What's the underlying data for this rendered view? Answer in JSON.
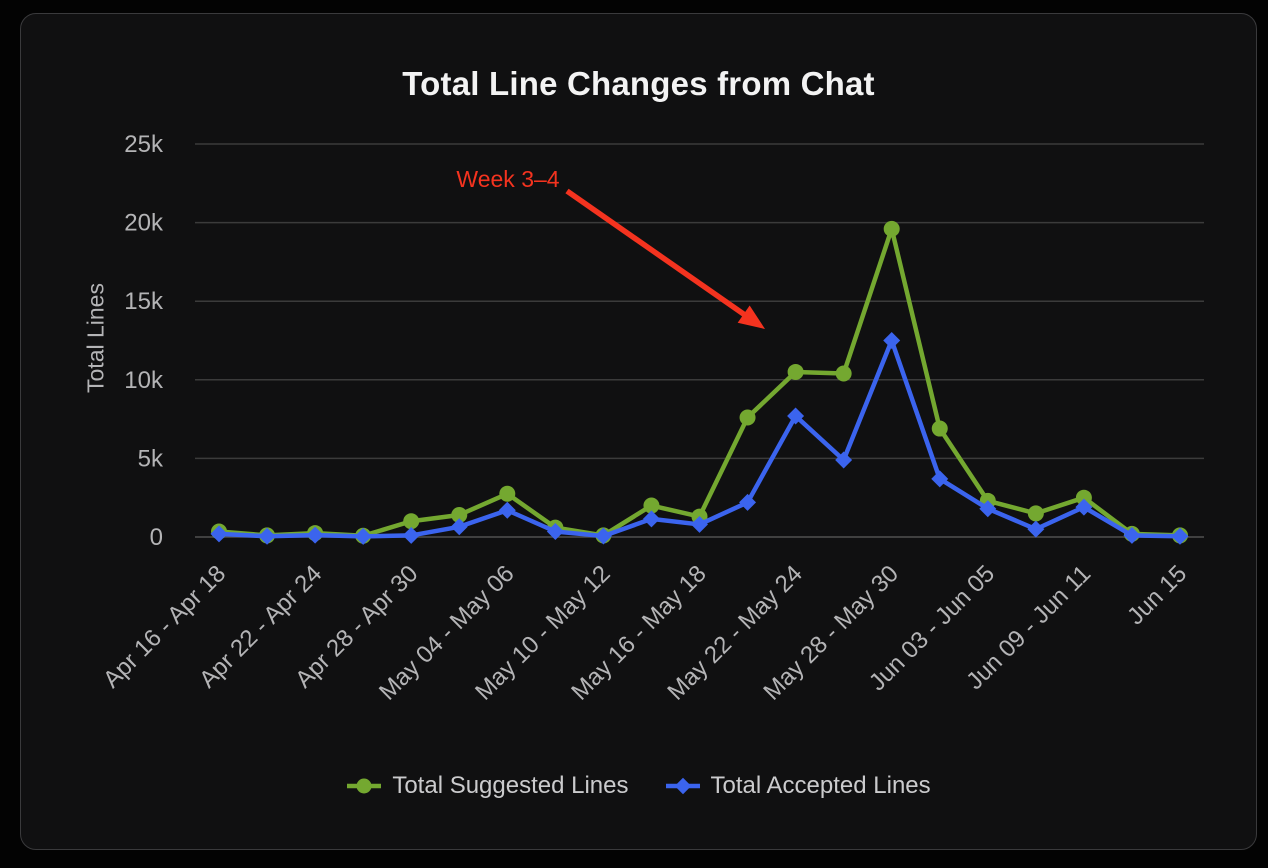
{
  "chart_data": {
    "type": "line",
    "title": "Total Line Changes from Chat",
    "ylabel": "Total Lines",
    "xlabel": "",
    "ylim": [
      0,
      25000
    ],
    "grid": true,
    "legend_position": "bottom",
    "y_tick_values": [
      0,
      5000,
      10000,
      15000,
      20000,
      25000
    ],
    "y_tick_labels": [
      "0",
      "5k",
      "10k",
      "15k",
      "20k",
      "25k"
    ],
    "n_points": 21,
    "x_tick_every": 2,
    "x_tick_labels": [
      "Apr 16 - Apr 18",
      "Apr 22 - Apr 24",
      "Apr 28 - Apr 30",
      "May 04 - May 06",
      "May 10 - May 12",
      "May 16 - May 18",
      "May 22 - May 24",
      "May 28 - May 30",
      "Jun 03 - Jun 05",
      "Jun 09 - Jun 11",
      "Jun 15"
    ],
    "series": [
      {
        "name": "Total Suggested Lines",
        "color": "#74a830",
        "marker": "circle",
        "values": [
          350,
          100,
          250,
          80,
          1000,
          1400,
          2750,
          600,
          100,
          2000,
          1300,
          7600,
          10500,
          10400,
          19600,
          6900,
          2300,
          1500,
          2500,
          200,
          100
        ]
      },
      {
        "name": "Total Accepted Lines",
        "color": "#3b64ee",
        "marker": "diamond",
        "values": [
          200,
          50,
          120,
          40,
          100,
          650,
          1700,
          350,
          60,
          1150,
          800,
          2200,
          7700,
          4900,
          12500,
          3700,
          1800,
          500,
          1900,
          100,
          50
        ]
      }
    ],
    "annotation": {
      "text": "Week 3–4",
      "color": "#f4331f"
    }
  },
  "colors": {
    "page_background": "#030303",
    "card_background": "#101011",
    "card_border": "#3a3a3c",
    "grid_line": "#3b3b3b",
    "zero_line": "#515151",
    "tick_text": "#b4b4b6",
    "title_text": "#f3f3f3",
    "legend_text": "#cbcbcd"
  }
}
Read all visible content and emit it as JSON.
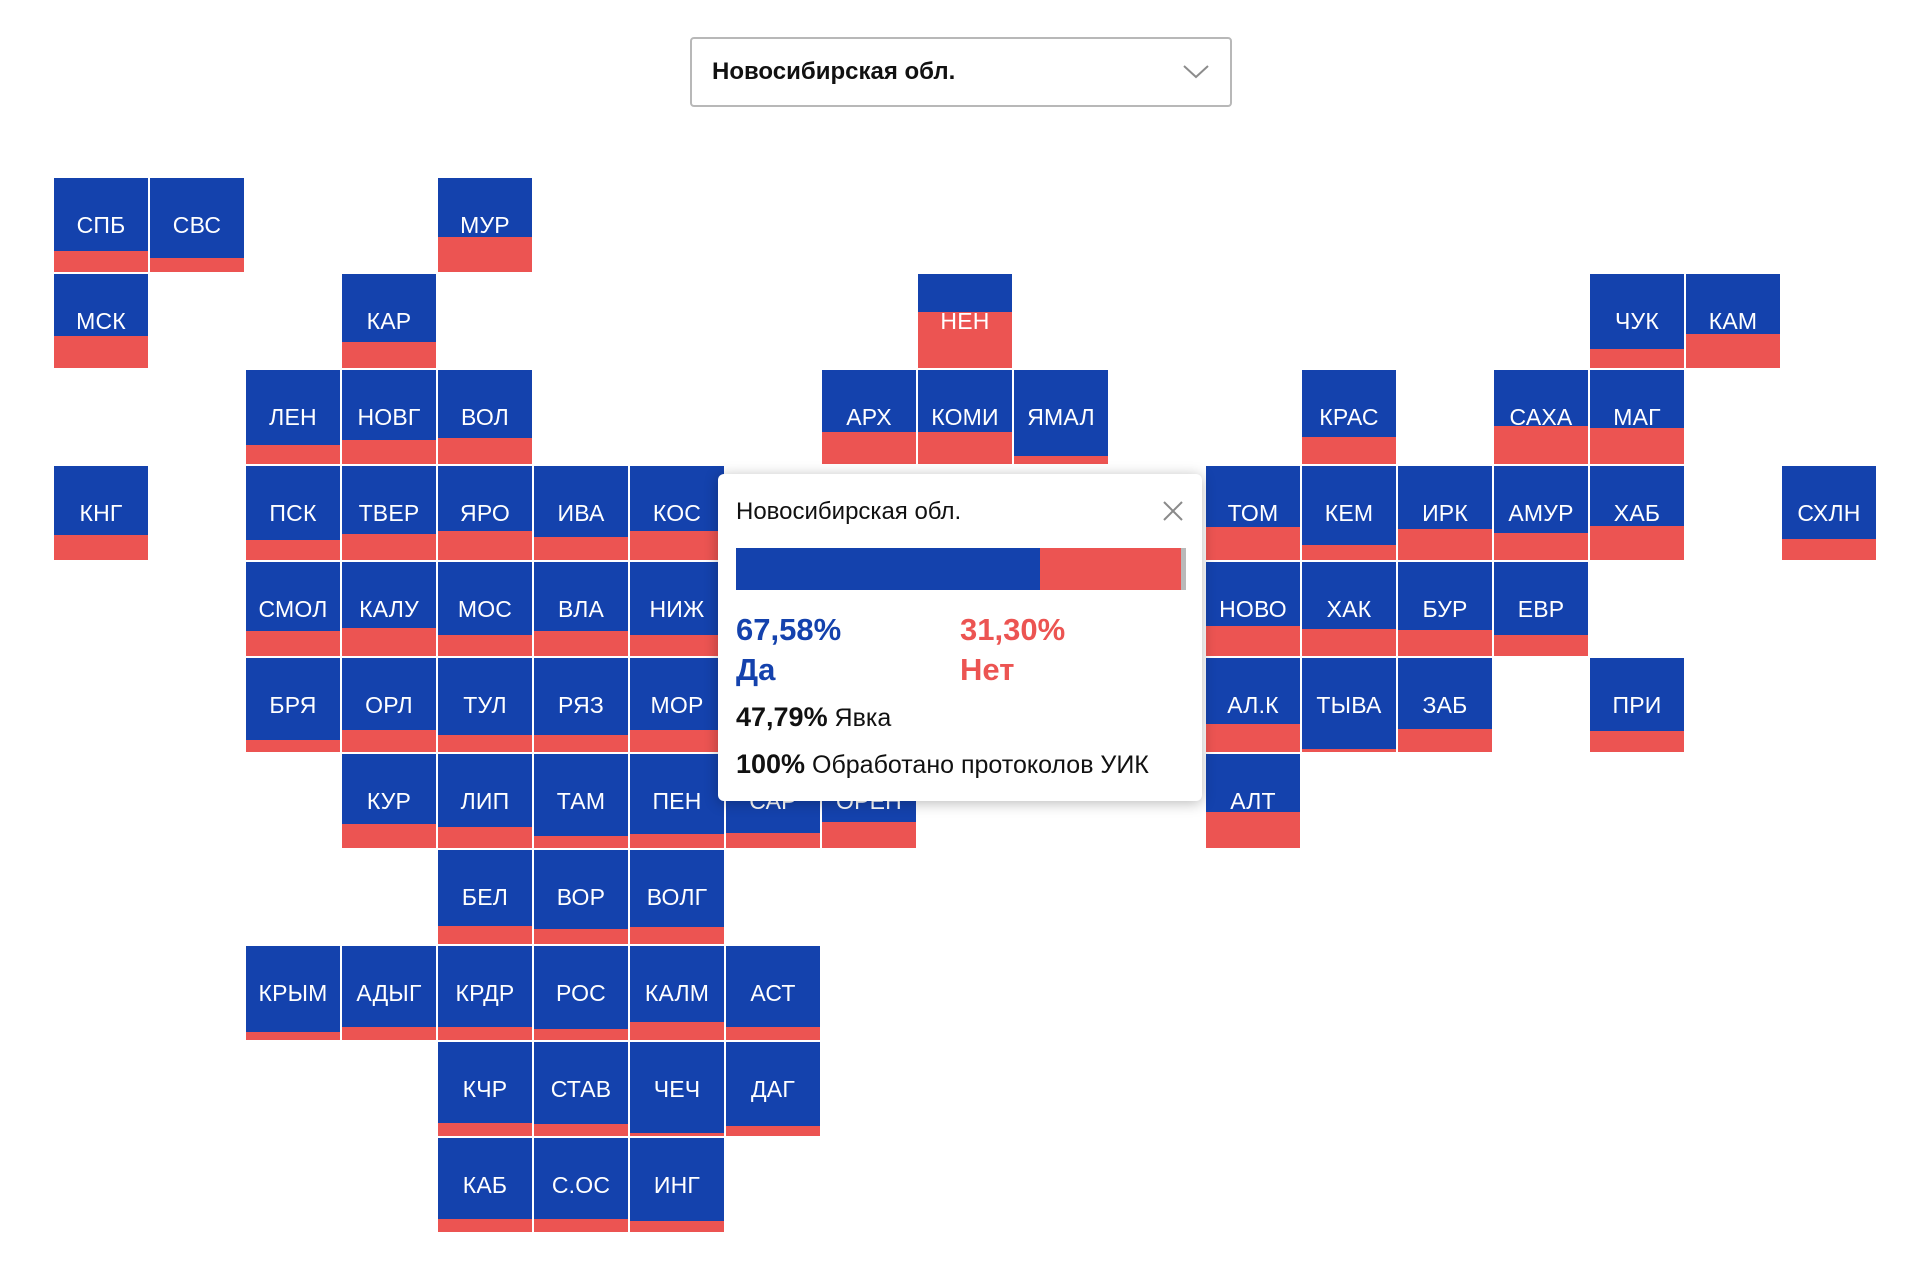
{
  "colors": {
    "yes": "#1442ad",
    "no": "#ec5452"
  },
  "region_select": {
    "value": "Новосибирская обл.",
    "icon": "chevron-down-icon"
  },
  "regions": [
    {
      "code": "СПБ",
      "col": 0,
      "row": 0,
      "yes": 0.78
    },
    {
      "code": "СВС",
      "col": 1,
      "row": 0,
      "yes": 0.85
    },
    {
      "code": "МУР",
      "col": 4,
      "row": 0,
      "yes": 0.63
    },
    {
      "code": "МСК",
      "col": 0,
      "row": 1,
      "yes": 0.66
    },
    {
      "code": "КАР",
      "col": 3,
      "row": 1,
      "yes": 0.72
    },
    {
      "code": "НЕН",
      "col": 9,
      "row": 1,
      "yes": 0.4
    },
    {
      "code": "ЧУК",
      "col": 16,
      "row": 1,
      "yes": 0.8
    },
    {
      "code": "КАМ",
      "col": 17,
      "row": 1,
      "yes": 0.64
    },
    {
      "code": "ЛЕН",
      "col": 2,
      "row": 2,
      "yes": 0.8
    },
    {
      "code": "НОВГ",
      "col": 3,
      "row": 2,
      "yes": 0.74
    },
    {
      "code": "ВОЛ",
      "col": 4,
      "row": 2,
      "yes": 0.72
    },
    {
      "code": "АРХ",
      "col": 8,
      "row": 2,
      "yes": 0.66
    },
    {
      "code": "КОМИ",
      "col": 9,
      "row": 2,
      "yes": 0.66
    },
    {
      "code": "ЯМАЛ",
      "col": 10,
      "row": 2,
      "yes": 0.91
    },
    {
      "code": "КРАС",
      "col": 13,
      "row": 2,
      "yes": 0.71
    },
    {
      "code": "САХА",
      "col": 15,
      "row": 2,
      "yes": 0.6
    },
    {
      "code": "МАГ",
      "col": 16,
      "row": 2,
      "yes": 0.62
    },
    {
      "code": "КНГ",
      "col": 0,
      "row": 3,
      "yes": 0.73
    },
    {
      "code": "ПСК",
      "col": 2,
      "row": 3,
      "yes": 0.79
    },
    {
      "code": "ТВЕР",
      "col": 3,
      "row": 3,
      "yes": 0.72
    },
    {
      "code": "ЯРО",
      "col": 4,
      "row": 3,
      "yes": 0.69
    },
    {
      "code": "ИВА",
      "col": 5,
      "row": 3,
      "yes": 0.76
    },
    {
      "code": "КОС",
      "col": 6,
      "row": 3,
      "yes": 0.69
    },
    {
      "code": "ТОМ",
      "col": 12,
      "row": 3,
      "yes": 0.65
    },
    {
      "code": "КЕМ",
      "col": 13,
      "row": 3,
      "yes": 0.84
    },
    {
      "code": "ИРК",
      "col": 14,
      "row": 3,
      "yes": 0.67
    },
    {
      "code": "АМУР",
      "col": 15,
      "row": 3,
      "yes": 0.71
    },
    {
      "code": "ХАБ",
      "col": 16,
      "row": 3,
      "yes": 0.64
    },
    {
      "code": "СХЛН",
      "col": 18,
      "row": 3,
      "yes": 0.78
    },
    {
      "code": "СМОЛ",
      "col": 2,
      "row": 4,
      "yes": 0.73
    },
    {
      "code": "КАЛУ",
      "col": 3,
      "row": 4,
      "yes": 0.7
    },
    {
      "code": "МОС",
      "col": 4,
      "row": 4,
      "yes": 0.78
    },
    {
      "code": "ВЛА",
      "col": 5,
      "row": 4,
      "yes": 0.73
    },
    {
      "code": "НИЖ",
      "col": 6,
      "row": 4,
      "yes": 0.78
    },
    {
      "code": "НОВО",
      "col": 12,
      "row": 4,
      "yes": 0.68
    },
    {
      "code": "ХАК",
      "col": 13,
      "row": 4,
      "yes": 0.71
    },
    {
      "code": "БУР",
      "col": 14,
      "row": 4,
      "yes": 0.72
    },
    {
      "code": "ЕВР",
      "col": 15,
      "row": 4,
      "yes": 0.78
    },
    {
      "code": "БРЯ",
      "col": 2,
      "row": 5,
      "yes": 0.87
    },
    {
      "code": "ОРЛ",
      "col": 3,
      "row": 5,
      "yes": 0.77
    },
    {
      "code": "ТУЛ",
      "col": 4,
      "row": 5,
      "yes": 0.82
    },
    {
      "code": "РЯЗ",
      "col": 5,
      "row": 5,
      "yes": 0.82
    },
    {
      "code": "МОР",
      "col": 6,
      "row": 5,
      "yes": 0.77
    },
    {
      "code": "АЛ.К",
      "col": 12,
      "row": 5,
      "yes": 0.7
    },
    {
      "code": "ТЫВА",
      "col": 13,
      "row": 5,
      "yes": 0.97
    },
    {
      "code": "ЗАБ",
      "col": 14,
      "row": 5,
      "yes": 0.76
    },
    {
      "code": "ПРИ",
      "col": 16,
      "row": 5,
      "yes": 0.78
    },
    {
      "code": "КУР",
      "col": 3,
      "row": 6,
      "yes": 0.74
    },
    {
      "code": "ЛИП",
      "col": 4,
      "row": 6,
      "yes": 0.78
    },
    {
      "code": "ТАМ",
      "col": 5,
      "row": 6,
      "yes": 0.87
    },
    {
      "code": "ПЕН",
      "col": 6,
      "row": 6,
      "yes": 0.85
    },
    {
      "code": "САР",
      "col": 7,
      "row": 6,
      "yes": 0.84
    },
    {
      "code": "ОРЕН",
      "col": 8,
      "row": 6,
      "yes": 0.72
    },
    {
      "code": "АЛТ",
      "col": 12,
      "row": 6,
      "yes": 0.62
    },
    {
      "code": "БЕЛ",
      "col": 4,
      "row": 7,
      "yes": 0.81
    },
    {
      "code": "ВОР",
      "col": 5,
      "row": 7,
      "yes": 0.84
    },
    {
      "code": "ВОЛГ",
      "col": 6,
      "row": 7,
      "yes": 0.82
    },
    {
      "code": "КРЫМ",
      "col": 2,
      "row": 8,
      "yes": 0.91
    },
    {
      "code": "АДЫГ",
      "col": 3,
      "row": 8,
      "yes": 0.86
    },
    {
      "code": "КРДР",
      "col": 4,
      "row": 8,
      "yes": 0.86
    },
    {
      "code": "РОС",
      "col": 5,
      "row": 8,
      "yes": 0.88
    },
    {
      "code": "КАЛМ",
      "col": 6,
      "row": 8,
      "yes": 0.81
    },
    {
      "code": "АСТ",
      "col": 7,
      "row": 8,
      "yes": 0.86
    },
    {
      "code": "КЧР",
      "col": 4,
      "row": 9,
      "yes": 0.86
    },
    {
      "code": "СТАВ",
      "col": 5,
      "row": 9,
      "yes": 0.87
    },
    {
      "code": "ЧЕЧ",
      "col": 6,
      "row": 9,
      "yes": 0.97
    },
    {
      "code": "ДАГ",
      "col": 7,
      "row": 9,
      "yes": 0.89
    },
    {
      "code": "КАБ",
      "col": 4,
      "row": 10,
      "yes": 0.86
    },
    {
      "code": "С.ОС",
      "col": 5,
      "row": 10,
      "yes": 0.86
    },
    {
      "code": "ИНГ",
      "col": 6,
      "row": 10,
      "yes": 0.88
    }
  ],
  "tooltip": {
    "region": "Новосибирская обл.",
    "close_icon": "close-icon",
    "yes_pct": "67,58%",
    "yes_label": "Да",
    "no_pct": "31,30%",
    "no_label": "Нет",
    "yes_share": 0.6758,
    "no_share": 0.313,
    "turnout_value": "47,79%",
    "turnout_label": "Явка",
    "processed_value": "100%",
    "processed_label": "Обработано протоколов УИК"
  }
}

● STATED GOAL: Find the lines containing "Новосибирская" and list every one of them.

● FULL ANSWER:
    "value": "Новосибирская обл.",
    "region": "Новосибирская обл.",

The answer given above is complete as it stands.